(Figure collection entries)

______________________________

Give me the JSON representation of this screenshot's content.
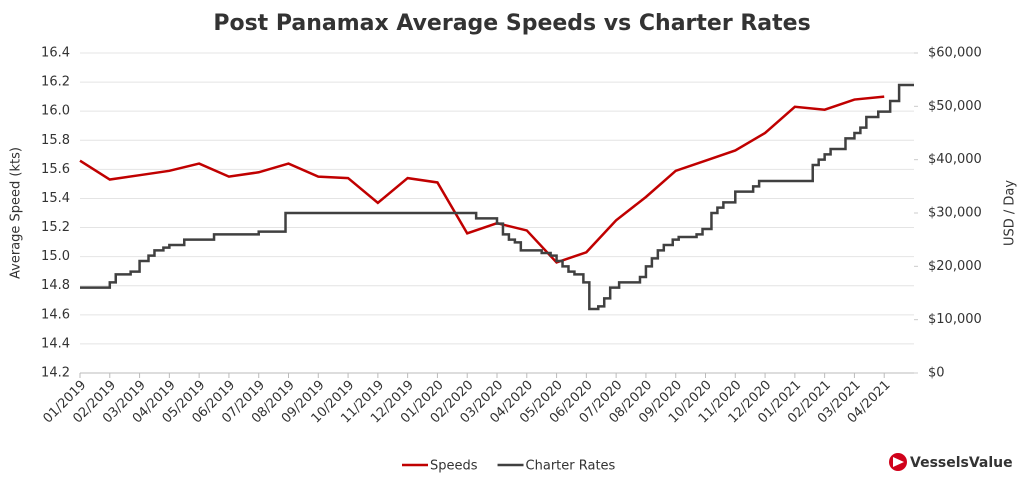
{
  "chart_data": {
    "type": "line",
    "title": "Post Panamax Average Speeds vs Charter Rates",
    "ylabel": "Average Speed (kts)",
    "y2label": "USD / Day",
    "brand": "VesselsValue",
    "xlim": [
      0,
      28
    ],
    "xticks": [
      {
        "value": 0,
        "label": "01/2019"
      },
      {
        "value": 1,
        "label": "02/2019"
      },
      {
        "value": 2,
        "label": "03/2019"
      },
      {
        "value": 3,
        "label": "04/2019"
      },
      {
        "value": 4,
        "label": "05/2019"
      },
      {
        "value": 5,
        "label": "06/2019"
      },
      {
        "value": 6,
        "label": "07/2019"
      },
      {
        "value": 7,
        "label": "08/2019"
      },
      {
        "value": 8,
        "label": "09/2019"
      },
      {
        "value": 9,
        "label": "10/2019"
      },
      {
        "value": 10,
        "label": "11/2019"
      },
      {
        "value": 11,
        "label": "12/2019"
      },
      {
        "value": 12,
        "label": "01/2020"
      },
      {
        "value": 13,
        "label": "02/2020"
      },
      {
        "value": 14,
        "label": "03/2020"
      },
      {
        "value": 15,
        "label": "04/2020"
      },
      {
        "value": 16,
        "label": "05/2020"
      },
      {
        "value": 17,
        "label": "06/2020"
      },
      {
        "value": 18,
        "label": "07/2020"
      },
      {
        "value": 19,
        "label": "08/2020"
      },
      {
        "value": 20,
        "label": "09/2020"
      },
      {
        "value": 21,
        "label": "10/2020"
      },
      {
        "value": 22,
        "label": "11/2020"
      },
      {
        "value": 23,
        "label": "12/2020"
      },
      {
        "value": 24,
        "label": "01/2021"
      },
      {
        "value": 25,
        "label": "02/2021"
      },
      {
        "value": 26,
        "label": "03/2021"
      },
      {
        "value": 27,
        "label": "04/2021"
      }
    ],
    "ylim": [
      14.2,
      16.4
    ],
    "yticks": [
      14.2,
      14.4,
      14.6,
      14.8,
      {
        "value": 15,
        "label": "15.0"
      },
      15.2,
      15.4,
      15.6,
      15.8,
      {
        "value": 16,
        "label": "16.0"
      },
      16.2,
      16.4
    ],
    "y2lim": [
      0,
      60000
    ],
    "y2ticks": [
      {
        "value": 0,
        "label": "$0"
      },
      {
        "value": 10000,
        "label": "$10,000"
      },
      {
        "value": 20000,
        "label": "$20,000"
      },
      {
        "value": 30000,
        "label": "$30,000"
      },
      {
        "value": 40000,
        "label": "$40,000"
      },
      {
        "value": 50000,
        "label": "$50,000"
      },
      {
        "value": 60000,
        "label": "$60,000"
      }
    ],
    "grid": true,
    "legend": "bottom",
    "series": [
      {
        "name": "Speeds",
        "color": "#c00000",
        "axis": "y",
        "x": [
          0,
          1,
          2,
          3,
          4,
          5,
          6,
          7,
          8,
          9,
          10,
          11,
          12,
          13,
          14,
          15,
          16,
          17,
          18,
          19,
          20,
          21,
          22,
          23,
          24,
          25,
          26,
          27
        ],
        "values": [
          15.66,
          15.53,
          15.56,
          15.59,
          15.64,
          15.55,
          15.58,
          15.64,
          15.55,
          15.54,
          15.37,
          15.54,
          15.51,
          15.16,
          15.23,
          15.18,
          14.96,
          15.03,
          15.25,
          15.41,
          15.59,
          15.66,
          15.73,
          15.85,
          16.03,
          16.01,
          16.08,
          16.1
        ]
      },
      {
        "name": "Charter Rates",
        "color": "#404040",
        "axis": "y2",
        "step": "after",
        "x": [
          0,
          1.0,
          1.2,
          1.7,
          2.0,
          2.3,
          2.5,
          2.8,
          3.0,
          3.5,
          4.5,
          6.0,
          6.9,
          13.3,
          14.0,
          14.2,
          14.4,
          14.6,
          14.8,
          15.5,
          15.8,
          16.0,
          16.2,
          16.4,
          16.6,
          16.9,
          17.1,
          17.4,
          17.6,
          17.8,
          18.1,
          18.8,
          19.0,
          19.2,
          19.4,
          19.6,
          19.9,
          20.1,
          20.7,
          20.9,
          21.2,
          21.4,
          21.6,
          22.0,
          22.6,
          22.8,
          24.6,
          24.8,
          25.0,
          25.2,
          25.7,
          26.0,
          26.2,
          26.4,
          26.8,
          27.2,
          27.5,
          28.0
        ],
        "values": [
          16000,
          17000,
          18500,
          19000,
          21000,
          22000,
          23000,
          23500,
          24000,
          25000,
          26000,
          26500,
          30000,
          29000,
          28000,
          26000,
          25000,
          24500,
          23000,
          22500,
          22000,
          21000,
          20000,
          19000,
          18500,
          17000,
          12000,
          12500,
          14000,
          16000,
          17000,
          18000,
          20000,
          21500,
          23000,
          24000,
          25000,
          25500,
          26000,
          27000,
          30000,
          31000,
          32000,
          34000,
          35000,
          36000,
          39000,
          40000,
          41000,
          42000,
          44000,
          45000,
          46000,
          48000,
          49000,
          51000,
          54000,
          54000
        ]
      }
    ]
  }
}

______________________________

**What the task asks:** Check each line above for the word "Rates" and copy the ones that have it.

**Result of this exercise:**
    "title": "Post Panamax Average Speeds vs Charter Rates",
        "name": "Charter Rates",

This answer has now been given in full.